GOAL: Filter the records below and copy every line containing the word "Number".

(A run of records)
□ □ □ □ □

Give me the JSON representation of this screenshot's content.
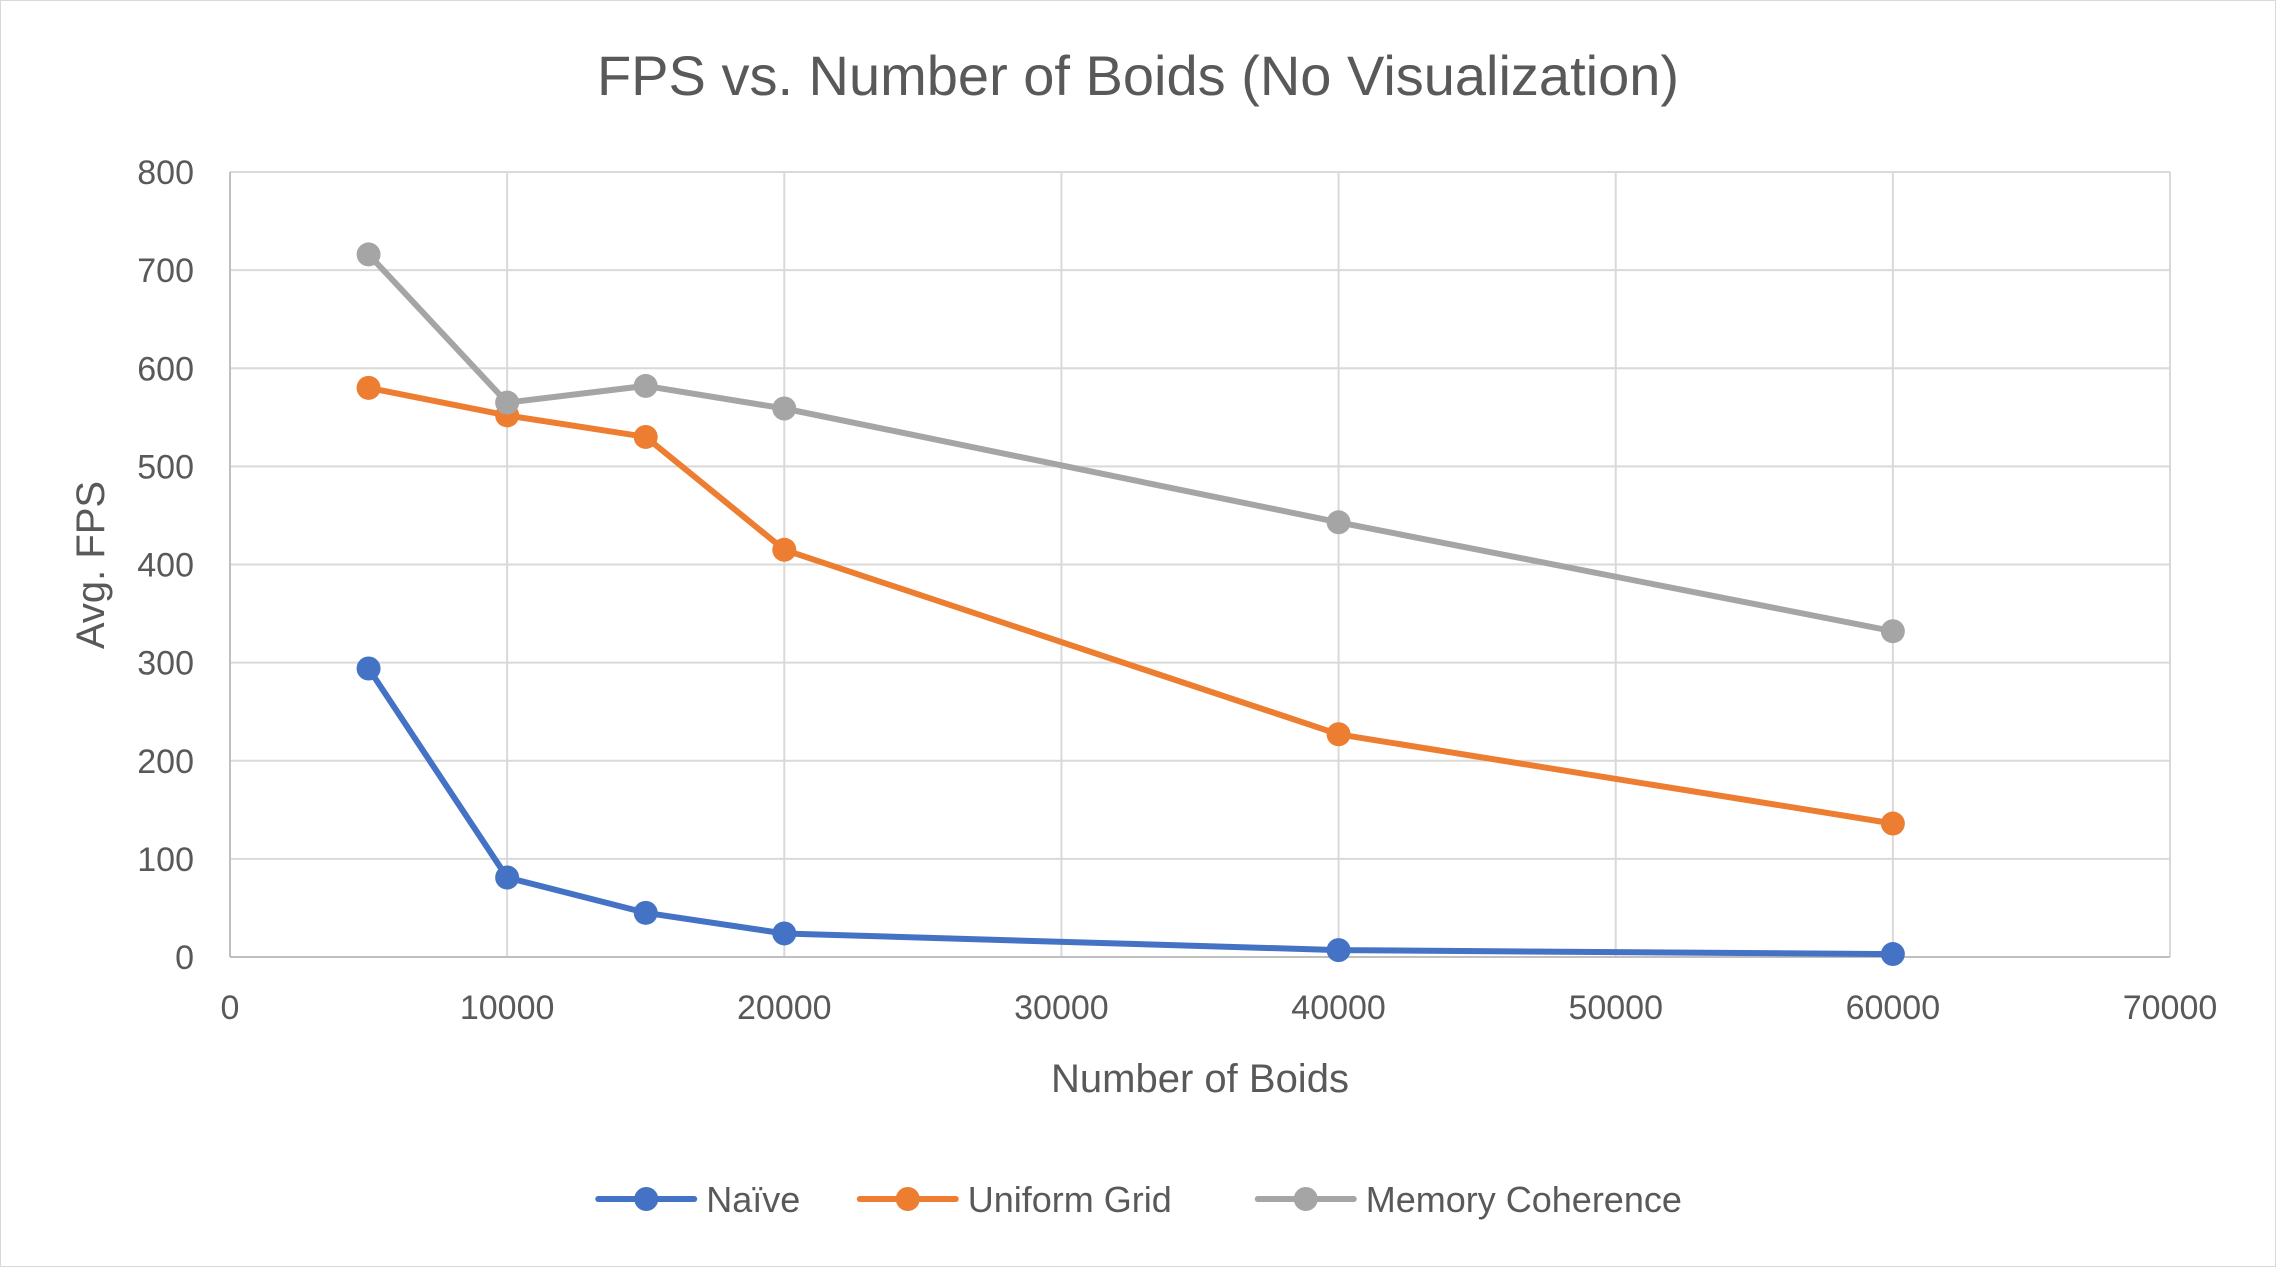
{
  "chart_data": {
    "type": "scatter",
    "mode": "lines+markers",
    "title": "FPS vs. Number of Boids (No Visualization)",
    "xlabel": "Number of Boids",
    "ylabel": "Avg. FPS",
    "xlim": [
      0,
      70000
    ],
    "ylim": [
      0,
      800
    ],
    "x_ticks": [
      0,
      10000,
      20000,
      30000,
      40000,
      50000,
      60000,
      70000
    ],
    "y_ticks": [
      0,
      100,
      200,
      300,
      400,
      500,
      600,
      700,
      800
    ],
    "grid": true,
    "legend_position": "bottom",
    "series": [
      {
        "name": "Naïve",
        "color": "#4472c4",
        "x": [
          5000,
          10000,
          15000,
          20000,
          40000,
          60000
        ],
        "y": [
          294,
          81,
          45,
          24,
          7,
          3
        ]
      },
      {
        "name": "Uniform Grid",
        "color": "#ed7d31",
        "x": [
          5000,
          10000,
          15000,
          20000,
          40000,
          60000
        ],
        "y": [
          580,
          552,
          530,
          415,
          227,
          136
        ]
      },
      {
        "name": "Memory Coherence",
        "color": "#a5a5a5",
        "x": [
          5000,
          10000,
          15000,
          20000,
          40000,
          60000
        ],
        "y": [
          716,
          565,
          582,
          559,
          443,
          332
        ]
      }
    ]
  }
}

□ □ □ □ □

ANSWER BELOW:
    "title": "FPS vs. Number of Boids (No Visualization)",
    "xlabel": "Number of Boids",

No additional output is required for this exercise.